* _Given data_

········

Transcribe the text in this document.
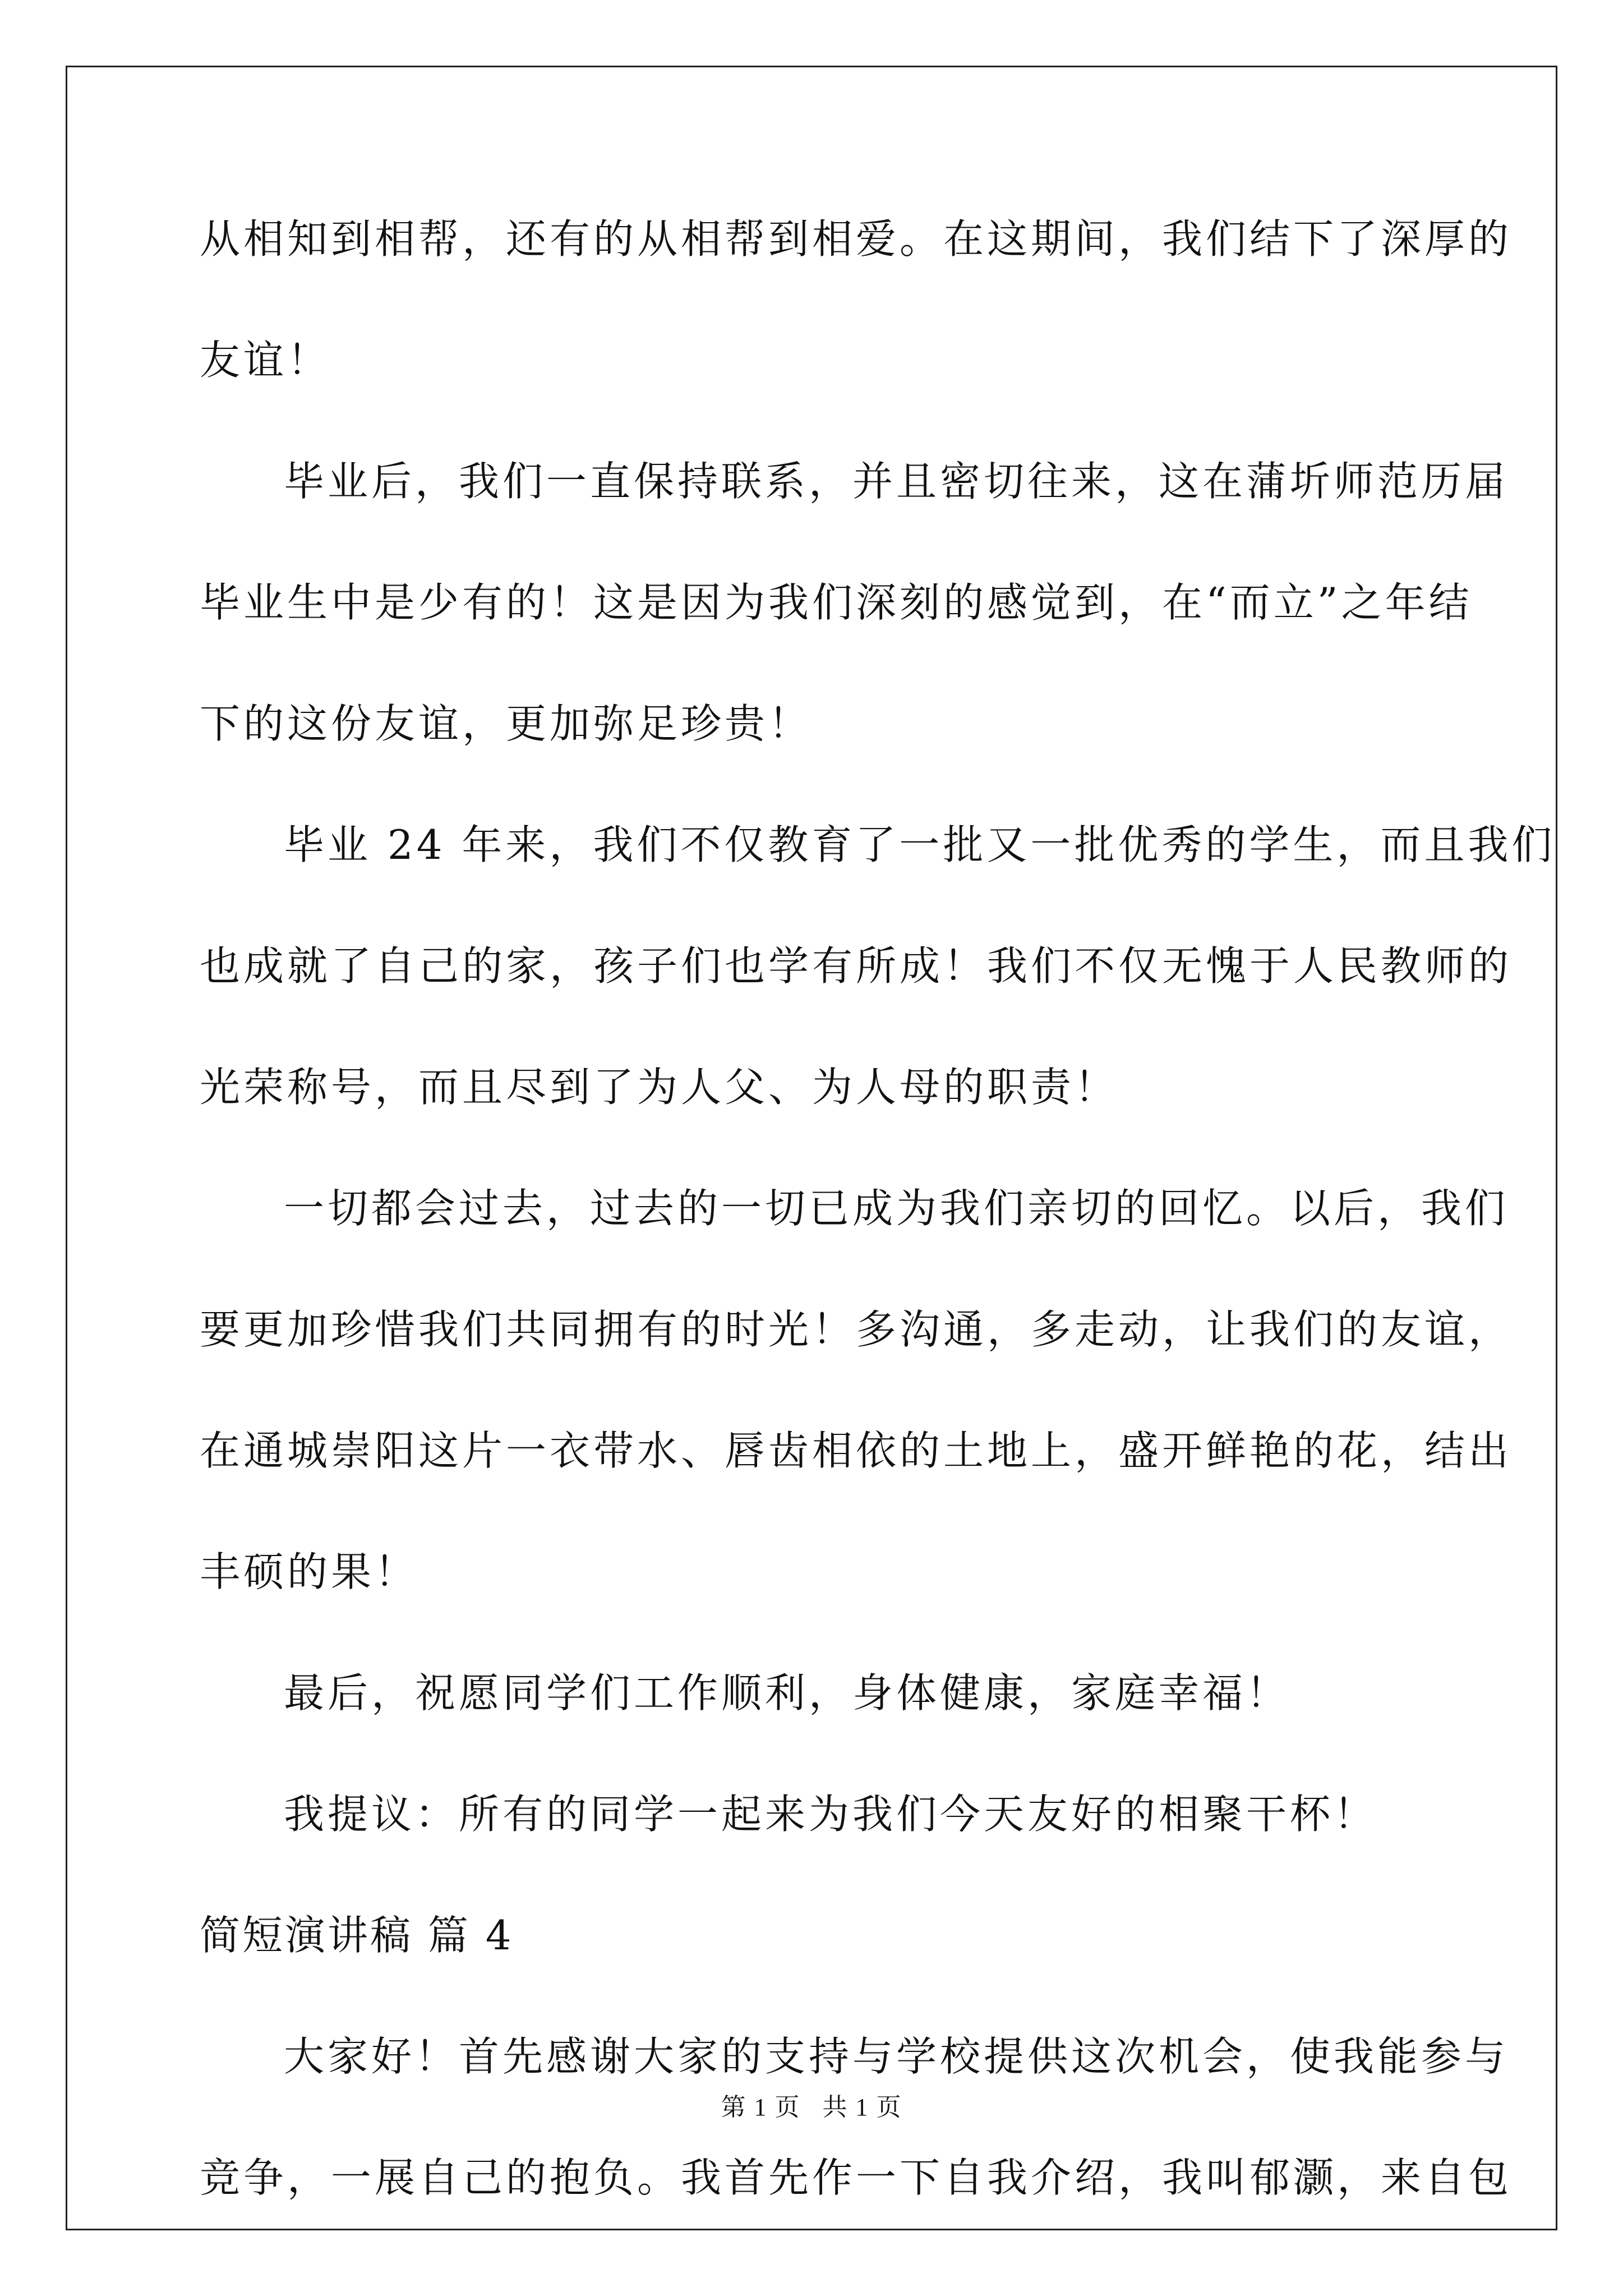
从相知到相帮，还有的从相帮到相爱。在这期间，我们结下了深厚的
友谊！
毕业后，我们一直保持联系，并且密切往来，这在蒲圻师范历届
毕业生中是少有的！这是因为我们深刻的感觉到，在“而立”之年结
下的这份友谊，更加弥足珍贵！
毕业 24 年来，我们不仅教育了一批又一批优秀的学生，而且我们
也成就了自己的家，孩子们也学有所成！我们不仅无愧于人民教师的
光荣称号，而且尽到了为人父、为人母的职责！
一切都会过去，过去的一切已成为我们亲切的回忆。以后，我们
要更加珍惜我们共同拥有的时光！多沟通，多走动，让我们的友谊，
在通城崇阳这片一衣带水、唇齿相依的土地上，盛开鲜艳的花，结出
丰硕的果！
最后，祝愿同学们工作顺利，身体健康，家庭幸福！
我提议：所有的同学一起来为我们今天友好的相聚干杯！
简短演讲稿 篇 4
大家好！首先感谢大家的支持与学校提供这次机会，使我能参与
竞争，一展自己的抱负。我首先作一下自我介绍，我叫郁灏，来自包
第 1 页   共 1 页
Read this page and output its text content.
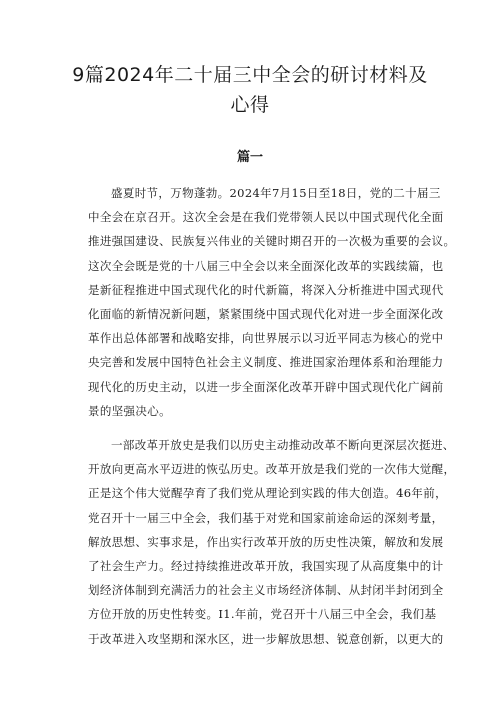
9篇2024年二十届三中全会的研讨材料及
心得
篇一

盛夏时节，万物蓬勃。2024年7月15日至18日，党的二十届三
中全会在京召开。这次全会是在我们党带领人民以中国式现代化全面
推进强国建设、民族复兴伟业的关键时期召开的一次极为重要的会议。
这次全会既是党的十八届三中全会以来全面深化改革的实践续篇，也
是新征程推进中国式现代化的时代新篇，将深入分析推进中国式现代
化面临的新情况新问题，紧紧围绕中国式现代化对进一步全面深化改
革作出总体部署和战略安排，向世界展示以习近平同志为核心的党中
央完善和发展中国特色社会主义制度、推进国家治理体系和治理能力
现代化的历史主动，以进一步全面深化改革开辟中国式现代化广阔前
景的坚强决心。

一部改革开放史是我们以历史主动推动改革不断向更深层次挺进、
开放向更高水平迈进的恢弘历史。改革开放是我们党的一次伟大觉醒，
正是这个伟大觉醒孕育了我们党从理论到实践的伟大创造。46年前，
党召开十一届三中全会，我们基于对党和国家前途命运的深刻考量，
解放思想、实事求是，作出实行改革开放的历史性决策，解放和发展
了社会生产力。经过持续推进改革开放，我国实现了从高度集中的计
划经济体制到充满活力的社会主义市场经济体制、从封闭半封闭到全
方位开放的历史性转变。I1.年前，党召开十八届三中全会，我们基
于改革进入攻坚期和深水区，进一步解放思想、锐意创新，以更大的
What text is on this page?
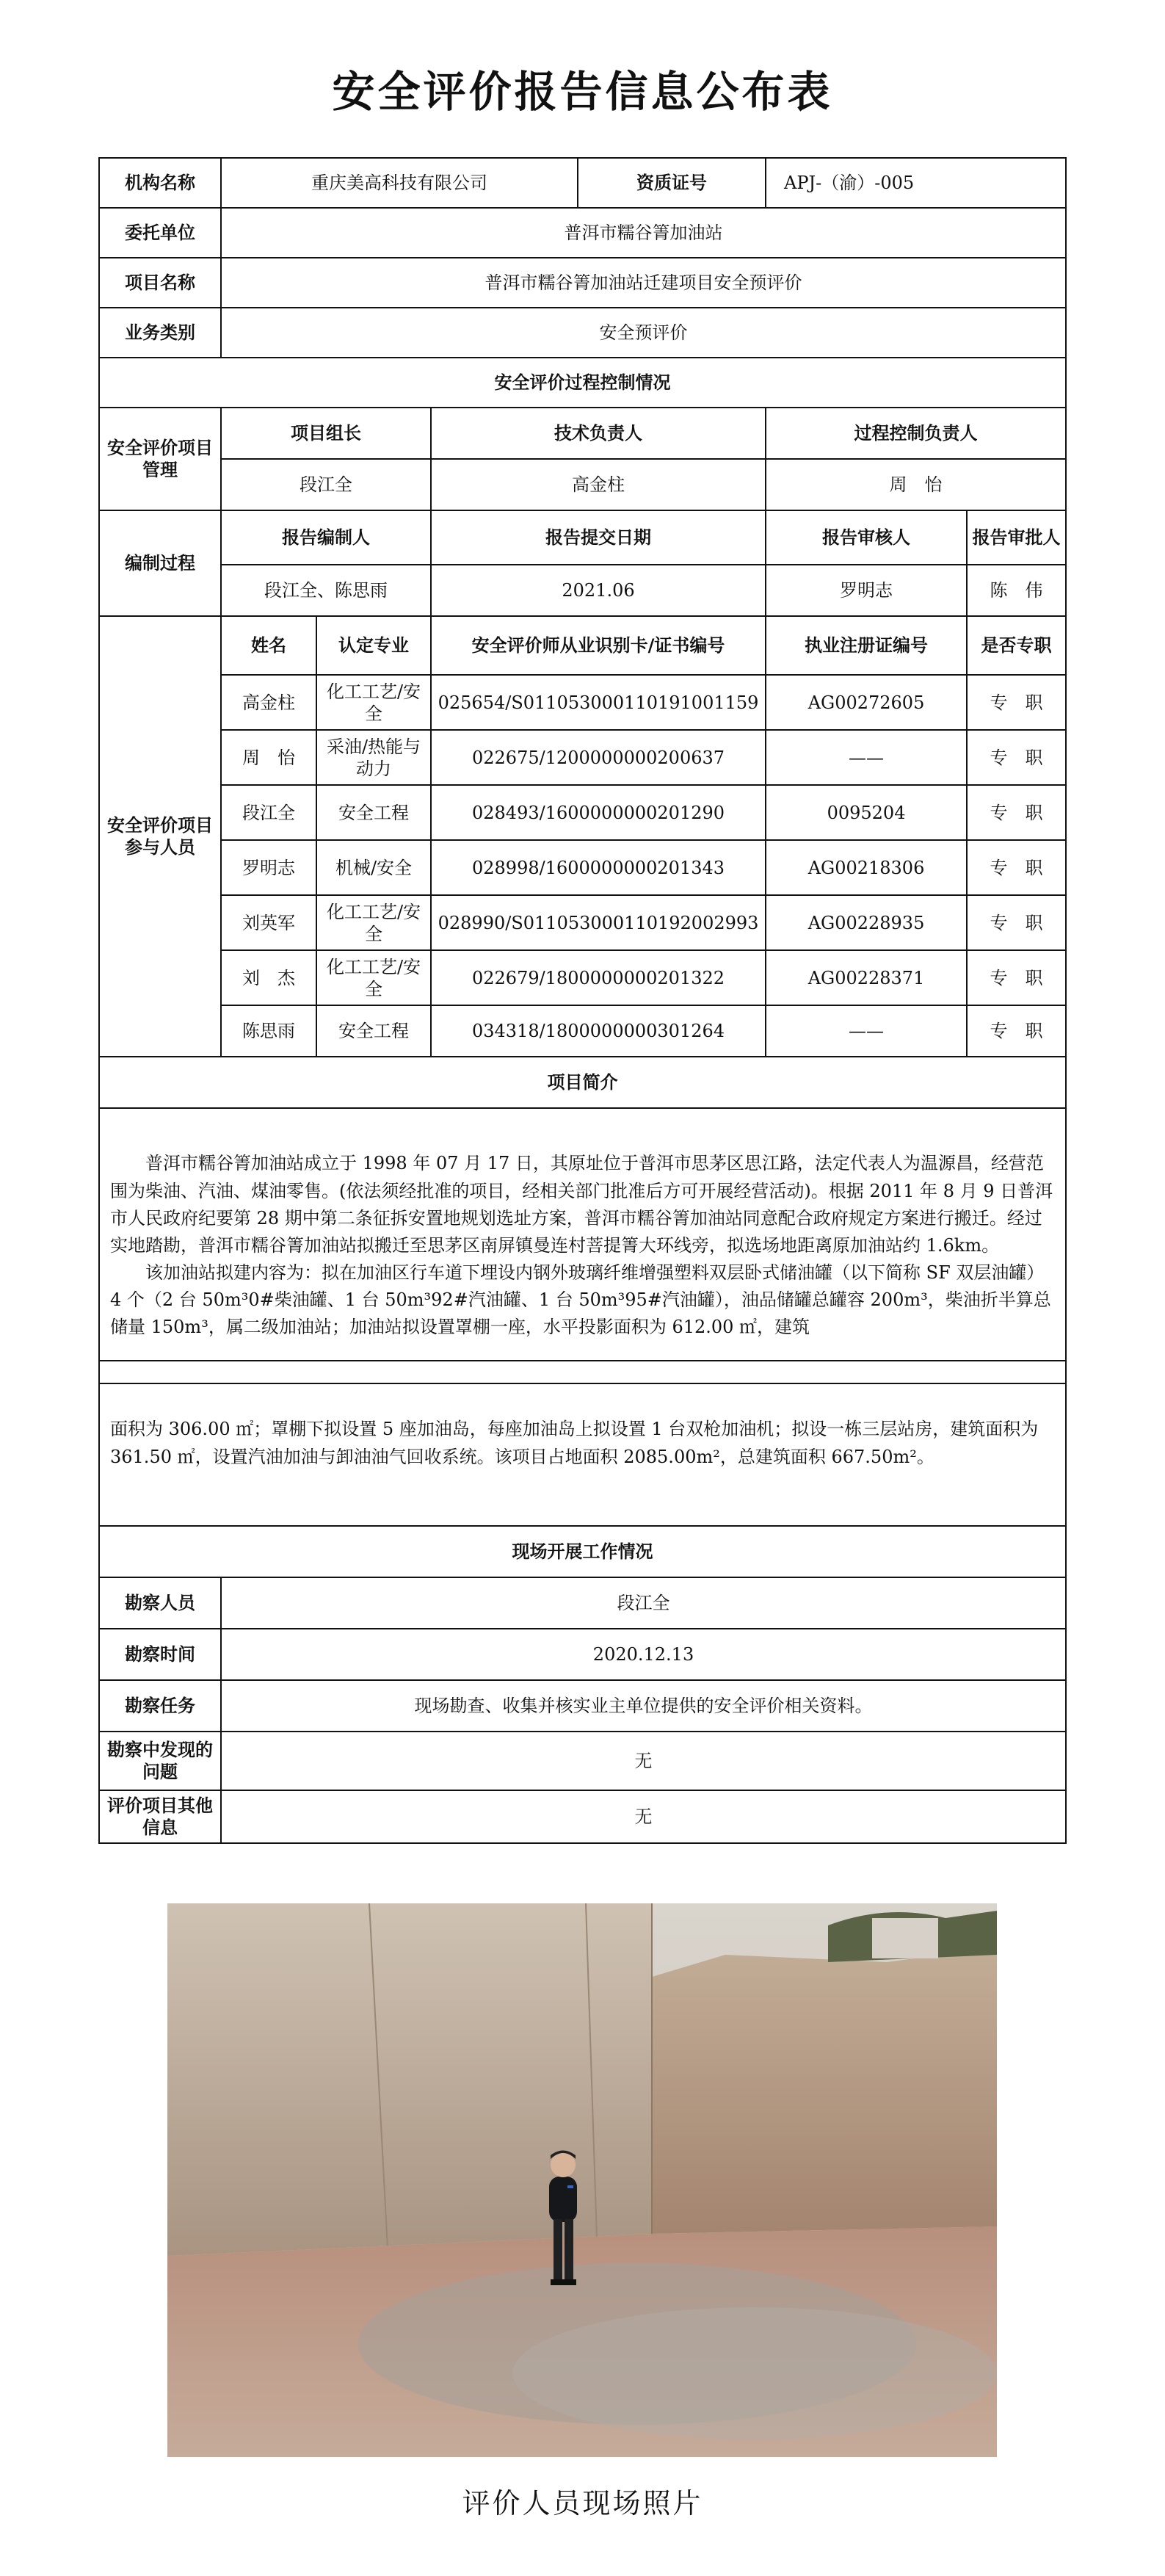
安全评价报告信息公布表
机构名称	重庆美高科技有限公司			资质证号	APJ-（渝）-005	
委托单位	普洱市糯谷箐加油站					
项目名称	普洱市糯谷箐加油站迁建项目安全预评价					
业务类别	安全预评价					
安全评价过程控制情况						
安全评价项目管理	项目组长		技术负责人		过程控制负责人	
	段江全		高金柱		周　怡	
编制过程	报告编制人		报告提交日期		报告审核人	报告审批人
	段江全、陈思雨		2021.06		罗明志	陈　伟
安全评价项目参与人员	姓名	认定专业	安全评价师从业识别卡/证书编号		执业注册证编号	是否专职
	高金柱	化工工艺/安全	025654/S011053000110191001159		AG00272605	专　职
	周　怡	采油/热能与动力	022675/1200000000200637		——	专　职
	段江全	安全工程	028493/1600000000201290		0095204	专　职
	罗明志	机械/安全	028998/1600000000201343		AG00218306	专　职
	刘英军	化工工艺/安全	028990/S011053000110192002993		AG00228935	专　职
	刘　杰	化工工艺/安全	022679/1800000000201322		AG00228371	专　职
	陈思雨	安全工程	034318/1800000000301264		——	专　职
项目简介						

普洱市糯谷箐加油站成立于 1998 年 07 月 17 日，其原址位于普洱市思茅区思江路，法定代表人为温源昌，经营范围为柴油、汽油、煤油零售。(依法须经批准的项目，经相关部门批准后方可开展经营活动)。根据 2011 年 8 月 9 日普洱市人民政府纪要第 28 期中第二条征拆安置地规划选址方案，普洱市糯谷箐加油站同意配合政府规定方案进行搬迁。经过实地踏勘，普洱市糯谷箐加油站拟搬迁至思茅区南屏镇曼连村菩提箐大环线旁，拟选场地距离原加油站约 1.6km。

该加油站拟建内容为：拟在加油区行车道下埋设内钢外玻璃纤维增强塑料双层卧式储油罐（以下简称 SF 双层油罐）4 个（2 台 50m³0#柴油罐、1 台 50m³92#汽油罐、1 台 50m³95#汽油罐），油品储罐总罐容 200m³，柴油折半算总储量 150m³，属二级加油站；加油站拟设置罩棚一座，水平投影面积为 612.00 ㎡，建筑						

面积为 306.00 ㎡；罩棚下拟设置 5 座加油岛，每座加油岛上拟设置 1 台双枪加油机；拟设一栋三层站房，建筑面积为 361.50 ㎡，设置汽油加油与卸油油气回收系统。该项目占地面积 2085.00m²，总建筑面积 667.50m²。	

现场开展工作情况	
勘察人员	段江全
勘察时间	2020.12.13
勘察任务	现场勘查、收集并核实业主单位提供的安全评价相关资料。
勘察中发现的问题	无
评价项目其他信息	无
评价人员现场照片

········

* _Exercise aim_
Counting only lines of the data above that hold "安全工程", report the total and nothing else.

* _Written response_
2